** START OF Supplied data **

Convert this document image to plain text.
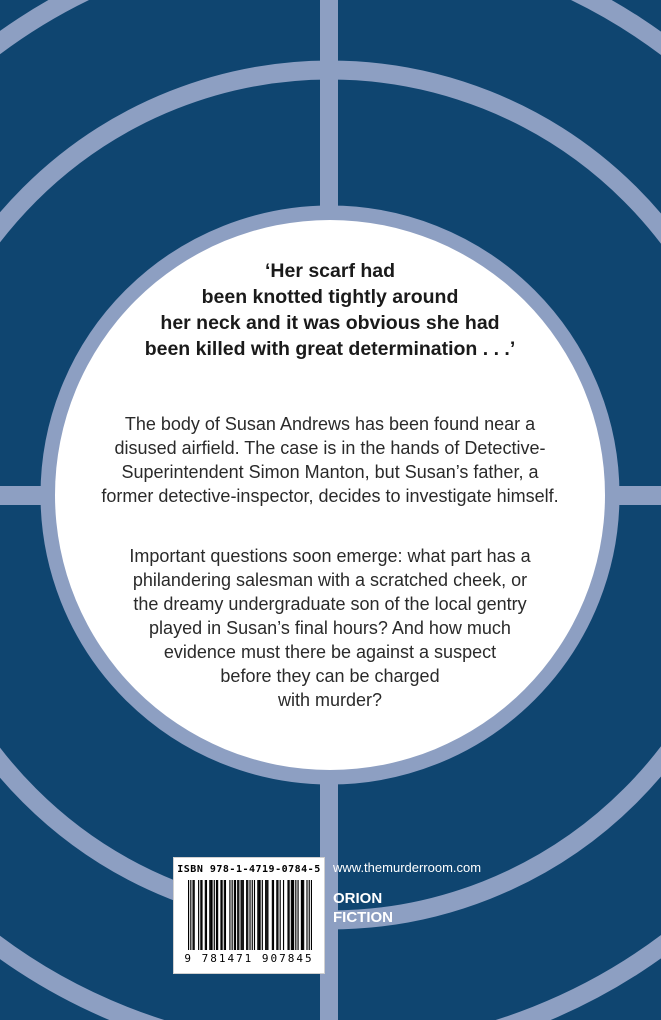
‘Her scarf had
been knotted tightly around
her neck and it was obvious she had
been killed with great determination . . .’

The body of Susan Andrews has been found near a
disused airfield. The case is in the hands of Detective-
Superintendent Simon Manton, but Susan’s father, a
former detective-inspector, decides to investigate himself.

Important questions soon emerge: what part has a
philandering salesman with a scratched cheek, or
the dreamy undergraduate son of the local gentry
played in Susan’s final hours? And how much
evidence must there be against a suspect
before they can be charged
with murder?

ISBN 978-1-4719-0784-5
9 781471 907845
www.themurderroom.com

ORION
FICTION
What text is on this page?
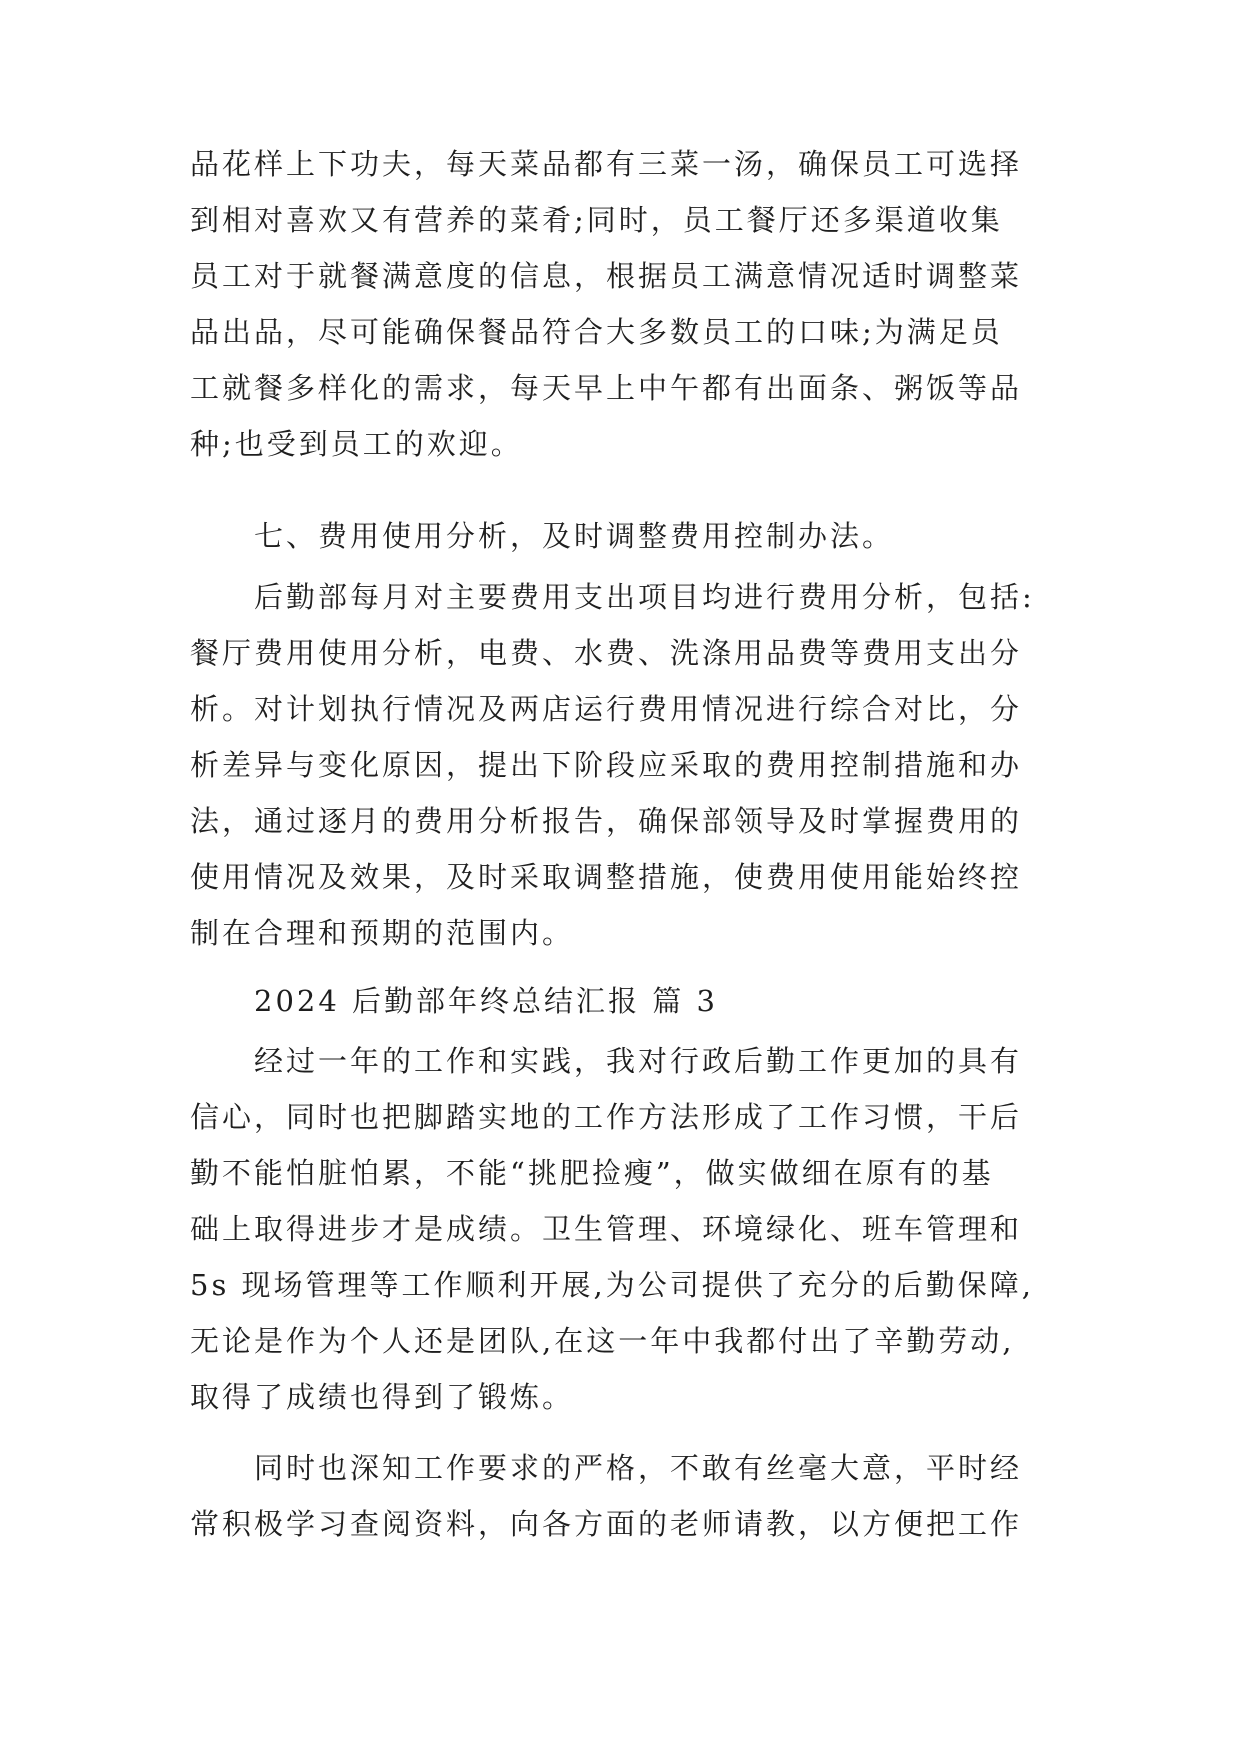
品花样上下功夫，每天菜品都有三菜一汤，确保员工可选择
到相对喜欢又有营养的菜肴;同时，员工餐厅还多渠道收集
员工对于就餐满意度的信息，根据员工满意情况适时调整菜
品出品，尽可能确保餐品符合大多数员工的口味;为满足员
工就餐多样化的需求，每天早上中午都有出面条、粥饭等品
种;也受到员工的欢迎。
七、费用使用分析，及时调整费用控制办法。
后勤部每月对主要费用支出项目均进行费用分析，包括:
餐厅费用使用分析，电费、水费、洗涤用品费等费用支出分
析。对计划执行情况及两店运行费用情况进行综合对比，分
析差异与变化原因，提出下阶段应采取的费用控制措施和办
法，通过逐月的费用分析报告，确保部领导及时掌握费用的
使用情况及效果，及时采取调整措施，使费用使用能始终控
制在合理和预期的范围内。
2024 后勤部年终总结汇报 篇 3
经过一年的工作和实践，我对行政后勤工作更加的具有
信心，同时也把脚踏实地的工作方法形成了工作习惯，干后
勤不能怕脏怕累，不能“挑肥捡瘦”，做实做细在原有的基
础上取得进步才是成绩。卫生管理、环境绿化、班车管理和
5s 现场管理等工作顺利开展,为公司提供了充分的后勤保障,
无论是作为个人还是团队,在这一年中我都付出了辛勤劳动,
取得了成绩也得到了锻炼。
同时也深知工作要求的严格，不敢有丝毫大意，平时经
常积极学习查阅资料，向各方面的老师请教，以方便把工作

** END OF Supplied data **

[What is expected]
Gather all lines where the word "Susan" appears.

[Exercise response]
The body of Susan Andrews has been found near a
Superintendent Simon Manton, but Susan’s father, a
played in Susan’s final hours? And how much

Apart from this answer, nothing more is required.